─── Provided entries ───

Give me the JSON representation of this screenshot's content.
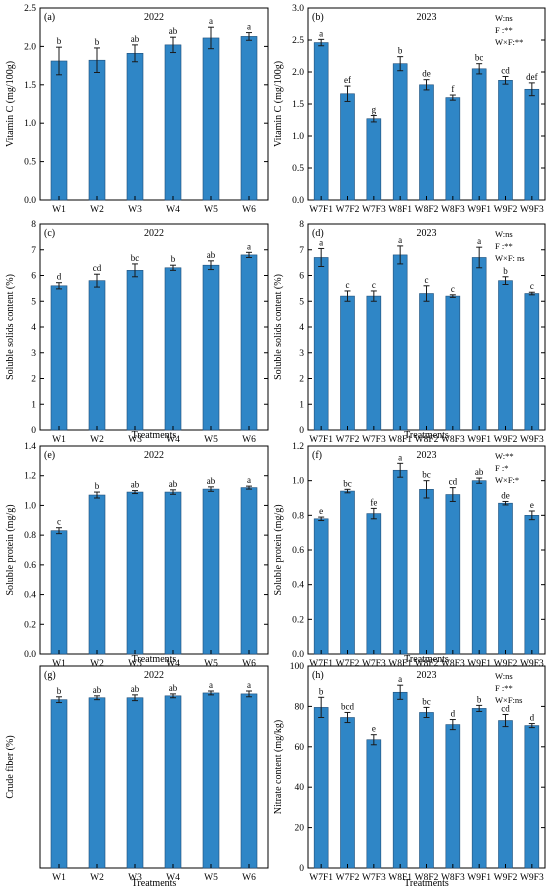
{
  "colors": {
    "bar": "#2f86c6",
    "bar_edge": "#1f4e79",
    "error_bar": "#1a1a1a",
    "axis": "#000000"
  },
  "chart_data": [
    {
      "type": "bar",
      "panel_label": "(a)",
      "year": "2022",
      "categories": [
        "W1",
        "W2",
        "W3",
        "W4",
        "W5",
        "W6"
      ],
      "values": [
        1.81,
        1.82,
        1.91,
        2.02,
        2.11,
        2.13
      ],
      "errors": [
        0.18,
        0.16,
        0.11,
        0.1,
        0.14,
        0.05
      ],
      "letters": [
        "b",
        "b",
        "ab",
        "ab",
        "a",
        "a"
      ],
      "ylabel": "Vitamin C (mg/100g)",
      "xlabel": "",
      "ylim": [
        0,
        2.5
      ],
      "yticks": [
        "0.0",
        "0.5",
        "1.0",
        "1.5",
        "2.0",
        "2.5"
      ],
      "stats": []
    },
    {
      "type": "bar",
      "panel_label": "(b)",
      "year": "2023",
      "categories": [
        "W7F1",
        "W7F2",
        "W7F3",
        "W8F1",
        "W8F2",
        "W8F3",
        "W9F1",
        "W9F2",
        "W9F3"
      ],
      "values": [
        2.46,
        1.66,
        1.27,
        2.13,
        1.8,
        1.6,
        2.05,
        1.87,
        1.73
      ],
      "errors": [
        0.05,
        0.12,
        0.05,
        0.11,
        0.08,
        0.04,
        0.08,
        0.06,
        0.1
      ],
      "letters": [
        "a",
        "ef",
        "g",
        "b",
        "de",
        "f",
        "bc",
        "cd",
        "def"
      ],
      "ylabel": "Vitamin C (mg/100g)",
      "xlabel": "",
      "ylim": [
        0,
        3.0
      ],
      "yticks": [
        "0.0",
        "0.5",
        "1.0",
        "1.5",
        "2.0",
        "2.5",
        "3.0"
      ],
      "stats": [
        "W:ns",
        "F :**",
        "W×F:**"
      ]
    },
    {
      "type": "bar",
      "panel_label": "(c)",
      "year": "2022",
      "categories": [
        "W1",
        "W2",
        "W3",
        "W4",
        "W5",
        "W6"
      ],
      "values": [
        5.6,
        5.8,
        6.2,
        6.3,
        6.4,
        6.8
      ],
      "errors": [
        0.12,
        0.25,
        0.25,
        0.1,
        0.17,
        0.1
      ],
      "letters": [
        "d",
        "cd",
        "bc",
        "b",
        "ab",
        "a"
      ],
      "ylabel": "Soluble solids content (%)",
      "xlabel": "Treatments",
      "ylim": [
        0,
        8
      ],
      "yticks": [
        "0",
        "1",
        "2",
        "3",
        "4",
        "5",
        "6",
        "7",
        "8"
      ],
      "stats": []
    },
    {
      "type": "bar",
      "panel_label": "(d)",
      "year": "2023",
      "categories": [
        "W7F1",
        "W7F2",
        "W7F3",
        "W8F1",
        "W8F2",
        "W8F3",
        "W9F1",
        "W9F2",
        "W9F3"
      ],
      "values": [
        6.7,
        5.2,
        5.2,
        6.8,
        5.3,
        5.2,
        6.7,
        5.8,
        5.3
      ],
      "errors": [
        0.35,
        0.2,
        0.2,
        0.35,
        0.3,
        0.05,
        0.4,
        0.15,
        0.05
      ],
      "letters": [
        "a",
        "c",
        "c",
        "a",
        "c",
        "c",
        "a",
        "b",
        "c"
      ],
      "ylabel": "Soluble solids content (%)",
      "xlabel": "Treatments",
      "ylim": [
        0,
        8
      ],
      "yticks": [
        "0",
        "1",
        "2",
        "3",
        "4",
        "5",
        "6",
        "7",
        "8"
      ],
      "stats": [
        "W:ns",
        "F :**",
        "W×F: ns"
      ]
    },
    {
      "type": "bar",
      "panel_label": "(e)",
      "year": "2022",
      "categories": [
        "W1",
        "W2",
        "W3",
        "W4",
        "W5",
        "W6"
      ],
      "values": [
        0.83,
        1.07,
        1.09,
        1.09,
        1.11,
        1.12
      ],
      "errors": [
        0.02,
        0.02,
        0.01,
        0.015,
        0.015,
        0.01
      ],
      "letters": [
        "c",
        "b",
        "ab",
        "ab",
        "ab",
        "a"
      ],
      "ylabel": "Soluble protein (mg/g)",
      "xlabel": "Treatments",
      "ylim": [
        0,
        1.4
      ],
      "yticks": [
        "0.0",
        "0.2",
        "0.4",
        "0.6",
        "0.8",
        "1.0",
        "1.2",
        "1.4"
      ],
      "stats": []
    },
    {
      "type": "bar",
      "panel_label": "(f)",
      "year": "2023",
      "categories": [
        "W7F1",
        "W7F2",
        "W7F3",
        "W8F1",
        "W8F2",
        "W8F3",
        "W9F1",
        "W9F2",
        "W9F3"
      ],
      "values": [
        0.78,
        0.94,
        0.81,
        1.06,
        0.95,
        0.92,
        1.0,
        0.87,
        0.8
      ],
      "errors": [
        0.01,
        0.01,
        0.03,
        0.04,
        0.05,
        0.04,
        0.015,
        0.01,
        0.025
      ],
      "letters": [
        "e",
        "bc",
        "fe",
        "a",
        "bc",
        "cd",
        "ab",
        "de",
        "e"
      ],
      "ylabel": "Soluble protein (mg/g)",
      "xlabel": "Treatments",
      "ylim": [
        0,
        1.2
      ],
      "yticks": [
        "0.0",
        "0.2",
        "0.4",
        "0.6",
        "0.8",
        "1.0",
        "1.2"
      ],
      "stats": [
        "W:**",
        "F :*",
        "W×F:*"
      ]
    },
    {
      "type": "bar",
      "panel_label": "(g)",
      "year": "2022",
      "categories": [
        "W1",
        "W2",
        "W3",
        "W4",
        "W5",
        "W6"
      ],
      "values": [
        1.75,
        1.77,
        1.77,
        1.79,
        1.82,
        1.81
      ],
      "errors": [
        0.03,
        0.02,
        0.03,
        0.02,
        0.02,
        0.03
      ],
      "letters": [
        "b",
        "ab",
        "ab",
        "ab",
        "a",
        "a"
      ],
      "ylabel": "Crude fiber (%)",
      "xlabel": "Treatments",
      "ylim": [
        0,
        2.1
      ],
      "yticks": [],
      "stats": []
    },
    {
      "type": "bar",
      "panel_label": "(h)",
      "year": "2023",
      "categories": [
        "W7F1",
        "W7F2",
        "W7F3",
        "W8F1",
        "W8F2",
        "W8F3",
        "W9F1",
        "W9F2",
        "W9F3"
      ],
      "values": [
        79.5,
        74.5,
        63.5,
        87.0,
        77.0,
        71.0,
        79.0,
        73.0,
        70.5
      ],
      "errors": [
        5.0,
        2.5,
        2.5,
        3.5,
        2.5,
        2.5,
        1.5,
        3.0,
        1.0
      ],
      "letters": [
        "b",
        "bcd",
        "e",
        "a",
        "bc",
        "d",
        "b",
        "cd",
        "d"
      ],
      "ylabel": "Nitrate content (mg/kg)",
      "xlabel": "Treatments",
      "ylim": [
        0,
        100
      ],
      "yticks": [
        "0",
        "20",
        "40",
        "60",
        "80",
        "100"
      ],
      "stats": [
        "W:ns",
        "F :**",
        "W×F:ns"
      ]
    }
  ]
}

───

Exclude all images and restate the records above word for word.

Give me the JSON representation of this screenshot's content.
{
  "colors": {
    "bar": "#2f86c6",
    "bar_edge": "#1f4e79",
    "error_bar": "#1a1a1a",
    "axis": "#000000"
  },
  "chart_data": [
    {
      "type": "bar",
      "panel_label": "(a)",
      "year": "2022",
      "categories": [
        "W1",
        "W2",
        "W3",
        "W4",
        "W5",
        "W6"
      ],
      "values": [
        1.81,
        1.82,
        1.91,
        2.02,
        2.11,
        2.13
      ],
      "errors": [
        0.18,
        0.16,
        0.11,
        0.1,
        0.14,
        0.05
      ],
      "letters": [
        "b",
        "b",
        "ab",
        "ab",
        "a",
        "a"
      ],
      "ylabel": "Vitamin C (mg/100g)",
      "xlabel": "",
      "ylim": [
        0,
        2.5
      ],
      "yticks": [
        "0.0",
        "0.5",
        "1.0",
        "1.5",
        "2.0",
        "2.5"
      ],
      "stats": []
    },
    {
      "type": "bar",
      "panel_label": "(b)",
      "year": "2023",
      "categories": [
        "W7F1",
        "W7F2",
        "W7F3",
        "W8F1",
        "W8F2",
        "W8F3",
        "W9F1",
        "W9F2",
        "W9F3"
      ],
      "values": [
        2.46,
        1.66,
        1.27,
        2.13,
        1.8,
        1.6,
        2.05,
        1.87,
        1.73
      ],
      "errors": [
        0.05,
        0.12,
        0.05,
        0.11,
        0.08,
        0.04,
        0.08,
        0.06,
        0.1
      ],
      "letters": [
        "a",
        "ef",
        "g",
        "b",
        "de",
        "f",
        "bc",
        "cd",
        "def"
      ],
      "ylabel": "Vitamin C (mg/100g)",
      "xlabel": "",
      "ylim": [
        0,
        3.0
      ],
      "yticks": [
        "0.0",
        "0.5",
        "1.0",
        "1.5",
        "2.0",
        "2.5",
        "3.0"
      ],
      "stats": [
        "W:ns",
        "F :**",
        "W×F:**"
      ]
    },
    {
      "type": "bar",
      "panel_label": "(c)",
      "year": "2022",
      "categories": [
        "W1",
        "W2",
        "W3",
        "W4",
        "W5",
        "W6"
      ],
      "values": [
        5.6,
        5.8,
        6.2,
        6.3,
        6.4,
        6.8
      ],
      "errors": [
        0.12,
        0.25,
        0.25,
        0.1,
        0.17,
        0.1
      ],
      "letters": [
        "d",
        "cd",
        "bc",
        "b",
        "ab",
        "a"
      ],
      "ylabel": "Soluble solids content (%)",
      "xlabel": "Treatments",
      "ylim": [
        0,
        8
      ],
      "yticks": [
        "0",
        "1",
        "2",
        "3",
        "4",
        "5",
        "6",
        "7",
        "8"
      ],
      "stats": []
    },
    {
      "type": "bar",
      "panel_label": "(d)",
      "year": "2023",
      "categories": [
        "W7F1",
        "W7F2",
        "W7F3",
        "W8F1",
        "W8F2",
        "W8F3",
        "W9F1",
        "W9F2",
        "W9F3"
      ],
      "values": [
        6.7,
        5.2,
        5.2,
        6.8,
        5.3,
        5.2,
        6.7,
        5.8,
        5.3
      ],
      "errors": [
        0.35,
        0.2,
        0.2,
        0.35,
        0.3,
        0.05,
        0.4,
        0.15,
        0.05
      ],
      "letters": [
        "a",
        "c",
        "c",
        "a",
        "c",
        "c",
        "a",
        "b",
        "c"
      ],
      "ylabel": "Soluble solids content (%)",
      "xlabel": "Treatments",
      "ylim": [
        0,
        8
      ],
      "yticks": [
        "0",
        "1",
        "2",
        "3",
        "4",
        "5",
        "6",
        "7",
        "8"
      ],
      "stats": [
        "W:ns",
        "F :**",
        "W×F: ns"
      ]
    },
    {
      "type": "bar",
      "panel_label": "(e)",
      "year": "2022",
      "categories": [
        "W1",
        "W2",
        "W3",
        "W4",
        "W5",
        "W6"
      ],
      "values": [
        0.83,
        1.07,
        1.09,
        1.09,
        1.11,
        1.12
      ],
      "errors": [
        0.02,
        0.02,
        0.01,
        0.015,
        0.015,
        0.01
      ],
      "letters": [
        "c",
        "b",
        "ab",
        "ab",
        "ab",
        "a"
      ],
      "ylabel": "Soluble protein (mg/g)",
      "xlabel": "Treatments",
      "ylim": [
        0,
        1.4
      ],
      "yticks": [
        "0.0",
        "0.2",
        "0.4",
        "0.6",
        "0.8",
        "1.0",
        "1.2",
        "1.4"
      ],
      "stats": []
    },
    {
      "type": "bar",
      "panel_label": "(f)",
      "year": "2023",
      "categories": [
        "W7F1",
        "W7F2",
        "W7F3",
        "W8F1",
        "W8F2",
        "W8F3",
        "W9F1",
        "W9F2",
        "W9F3"
      ],
      "values": [
        0.78,
        0.94,
        0.81,
        1.06,
        0.95,
        0.92,
        1.0,
        0.87,
        0.8
      ],
      "errors": [
        0.01,
        0.01,
        0.03,
        0.04,
        0.05,
        0.04,
        0.015,
        0.01,
        0.025
      ],
      "letters": [
        "e",
        "bc",
        "fe",
        "a",
        "bc",
        "cd",
        "ab",
        "de",
        "e"
      ],
      "ylabel": "Soluble protein (mg/g)",
      "xlabel": "Treatments",
      "ylim": [
        0,
        1.2
      ],
      "yticks": [
        "0.0",
        "0.2",
        "0.4",
        "0.6",
        "0.8",
        "1.0",
        "1.2"
      ],
      "stats": [
        "W:**",
        "F :*",
        "W×F:*"
      ]
    },
    {
      "type": "bar",
      "panel_label": "(g)",
      "year": "2022",
      "categories": [
        "W1",
        "W2",
        "W3",
        "W4",
        "W5",
        "W6"
      ],
      "values": [
        1.75,
        1.77,
        1.77,
        1.79,
        1.82,
        1.81
      ],
      "errors": [
        0.03,
        0.02,
        0.03,
        0.02,
        0.02,
        0.03
      ],
      "letters": [
        "b",
        "ab",
        "ab",
        "ab",
        "a",
        "a"
      ],
      "ylabel": "Crude fiber (%)",
      "xlabel": "Treatments",
      "ylim": [
        0,
        2.1
      ],
      "yticks": [],
      "stats": []
    },
    {
      "type": "bar",
      "panel_label": "(h)",
      "year": "2023",
      "categories": [
        "W7F1",
        "W7F2",
        "W7F3",
        "W8F1",
        "W8F2",
        "W8F3",
        "W9F1",
        "W9F2",
        "W9F3"
      ],
      "values": [
        79.5,
        74.5,
        63.5,
        87.0,
        77.0,
        71.0,
        79.0,
        73.0,
        70.5
      ],
      "errors": [
        5.0,
        2.5,
        2.5,
        3.5,
        2.5,
        2.5,
        1.5,
        3.0,
        1.0
      ],
      "letters": [
        "b",
        "bcd",
        "e",
        "a",
        "bc",
        "d",
        "b",
        "cd",
        "d"
      ],
      "ylabel": "Nitrate content (mg/kg)",
      "xlabel": "Treatments",
      "ylim": [
        0,
        100
      ],
      "yticks": [
        "0",
        "20",
        "40",
        "60",
        "80",
        "100"
      ],
      "stats": [
        "W:ns",
        "F :**",
        "W×F:ns"
      ]
    }
  ]
}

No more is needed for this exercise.